**OBJECTIVE**
An exact reproduction of the records is required, with all images left out.

━━━━━ SUPPLIED DATA

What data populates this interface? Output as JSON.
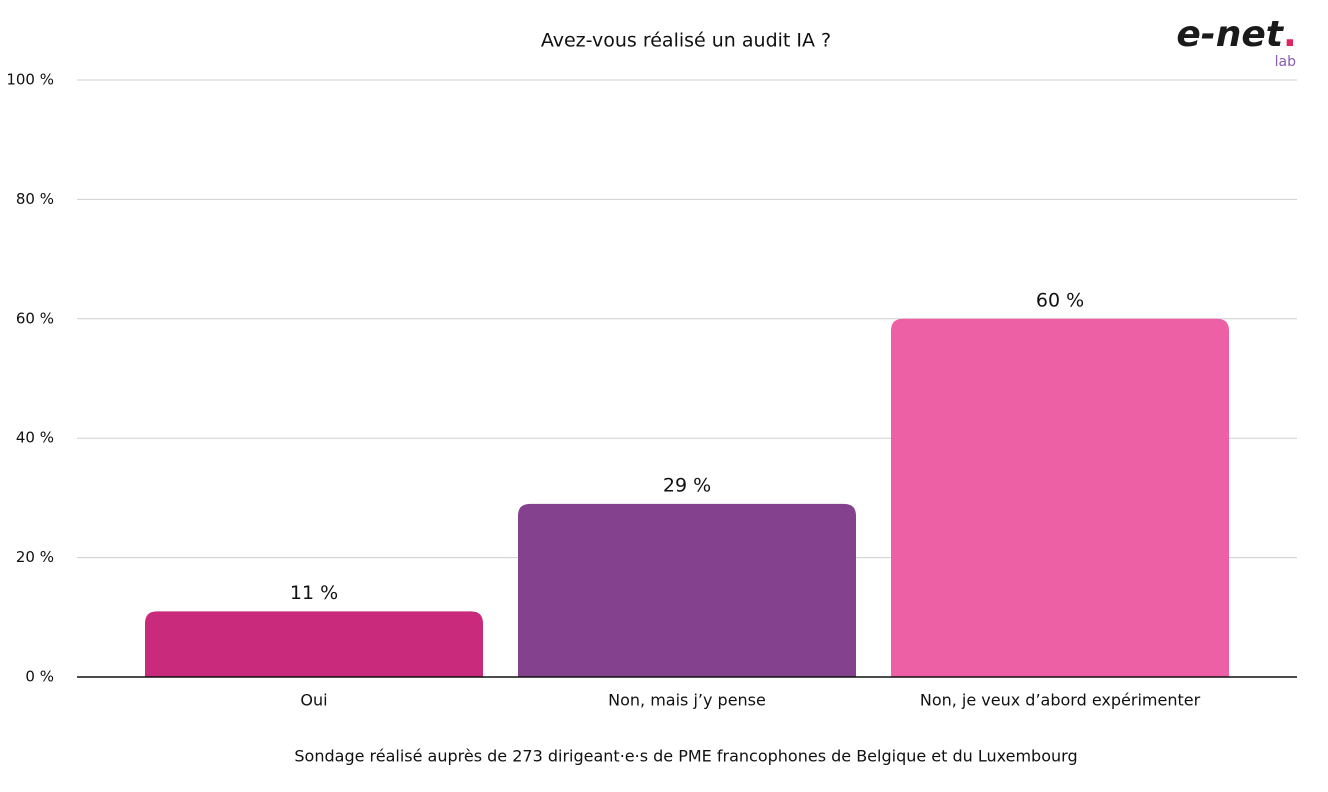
{
  "chart_data": {
    "type": "bar",
    "title": "Avez-vous réalisé un audit IA ?",
    "categories": [
      "Oui",
      "Non, mais j’y pense",
      "Non, je veux d’abord expérimenter"
    ],
    "values": [
      11,
      29,
      60
    ],
    "value_labels": [
      "11 %",
      "29 %",
      "60 %"
    ],
    "colors": [
      "#c92a7c",
      "#84418e",
      "#ee60a5"
    ],
    "ylim": [
      0,
      100
    ],
    "yticks": [
      {
        "value": 0,
        "label": "0 %"
      },
      {
        "value": 20,
        "label": "20 %"
      },
      {
        "value": 40,
        "label": "40 %"
      },
      {
        "value": 60,
        "label": "60 %"
      },
      {
        "value": 80,
        "label": "80 %"
      },
      {
        "value": 100,
        "label": "100 %"
      }
    ],
    "grid": true,
    "caption": "Sondage réalisé auprès de 273 dirigeant·e·s de PME francophones de Belgique et du Luxembourg"
  },
  "logo": {
    "name": "e-net",
    "dot": ".",
    "sub": "lab"
  }
}
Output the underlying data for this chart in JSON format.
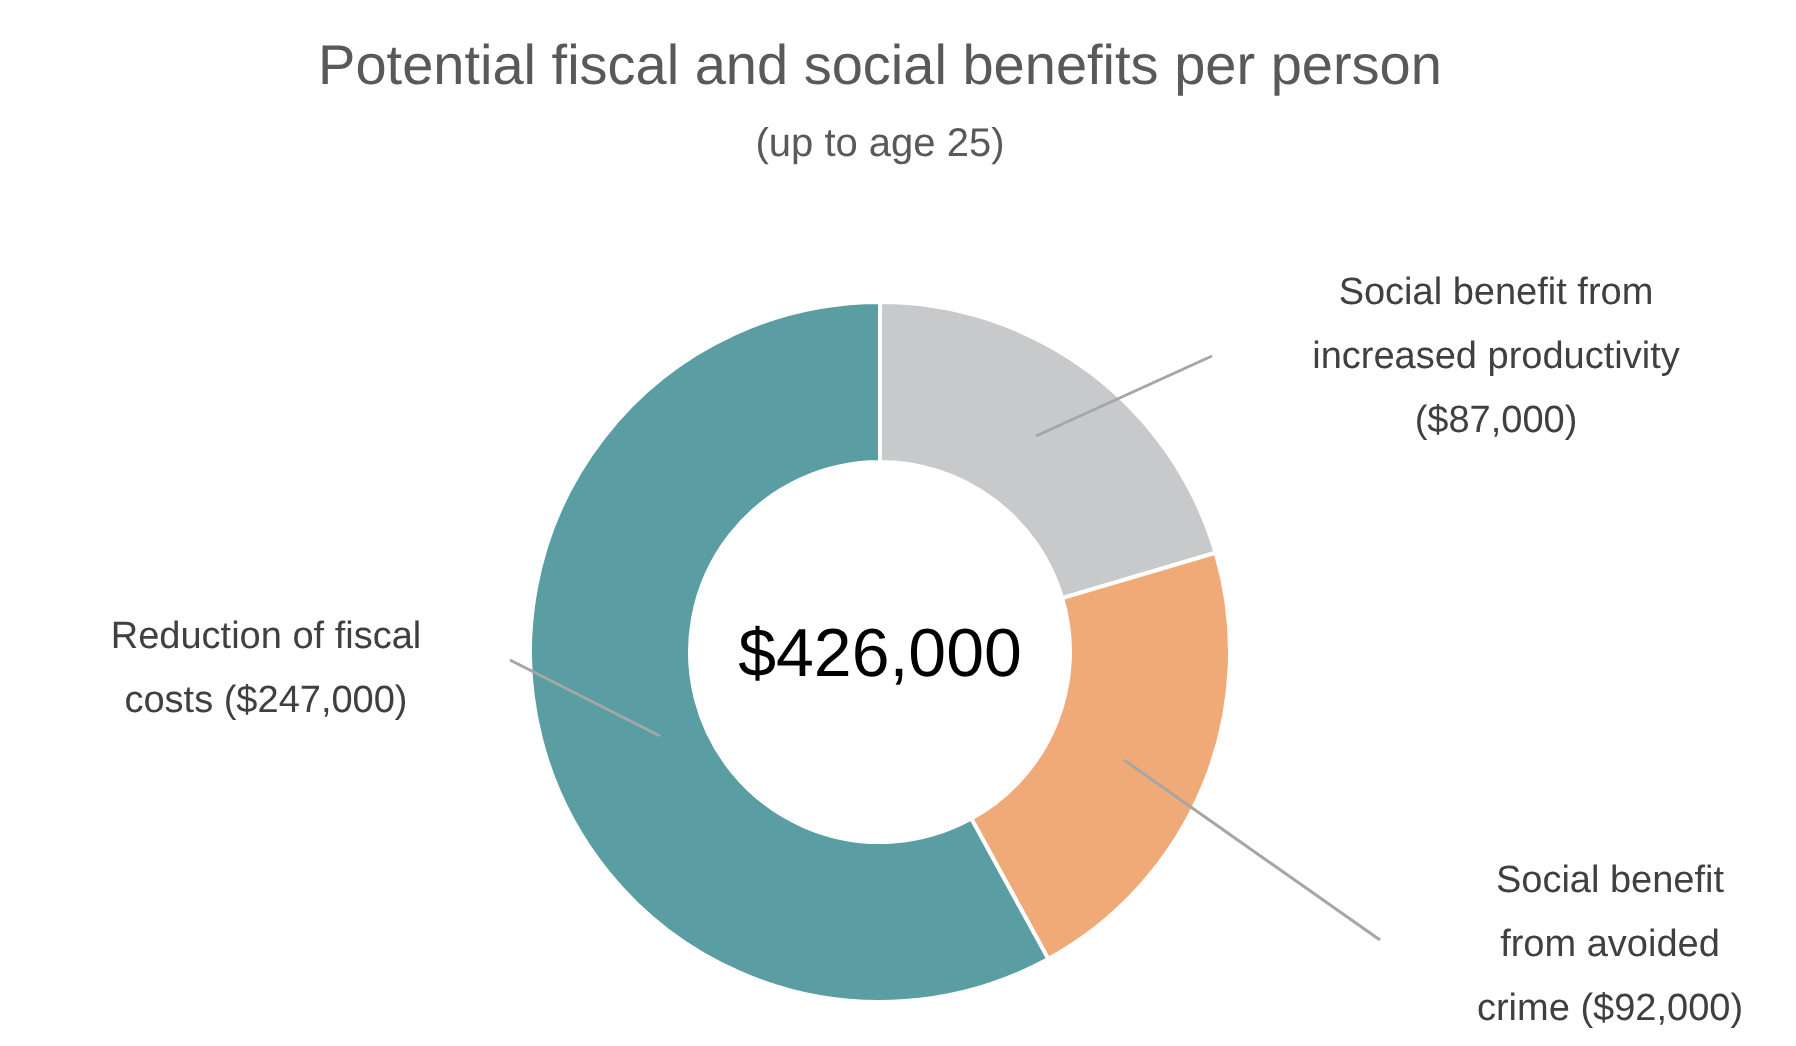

━━━━━━━━━━

**SOLUTION FOR THIS PROBLEM**
What data populates this interface? Output as JSON.
{
  "chart_data": {
    "type": "bar",
    "title": "Avez-vous réalisé un audit IA ?",
    "categories": [
      "Oui",
      "Non, mais j’y pense",
      "Non, je veux d’abord expérimenter"
    ],
    "values": [
      11,
      29,
      60
    ],
    "value_labels": [
      "11 %",
      "29 %",
      "60 %"
    ],
    "colors": [
      "#c92a7c",
      "#84418e",
      "#ee60a5"
    ],
    "ylim": [
      0,
      100
    ],
    "yticks": [
      {
        "value": 0,
        "label": "0 %"
      },
      {
        "value": 20,
        "label": "20 %"
      },
      {
        "value": 40,
        "label": "40 %"
      },
      {
        "value": 60,
        "label": "60 %"
      },
      {
        "value": 80,
        "label": "80 %"
      },
      {
        "value": 100,
        "label": "100 %"
      }
    ],
    "grid": true,
    "caption": "Sondage réalisé auprès de 273 dirigeant·e·s de PME francophones de Belgique et du Luxembourg"
  },
  "logo": {
    "name": "e-net",
    "dot": ".",
    "sub": "lab"
  }
}
Output the underlying data for this chart in JSON format.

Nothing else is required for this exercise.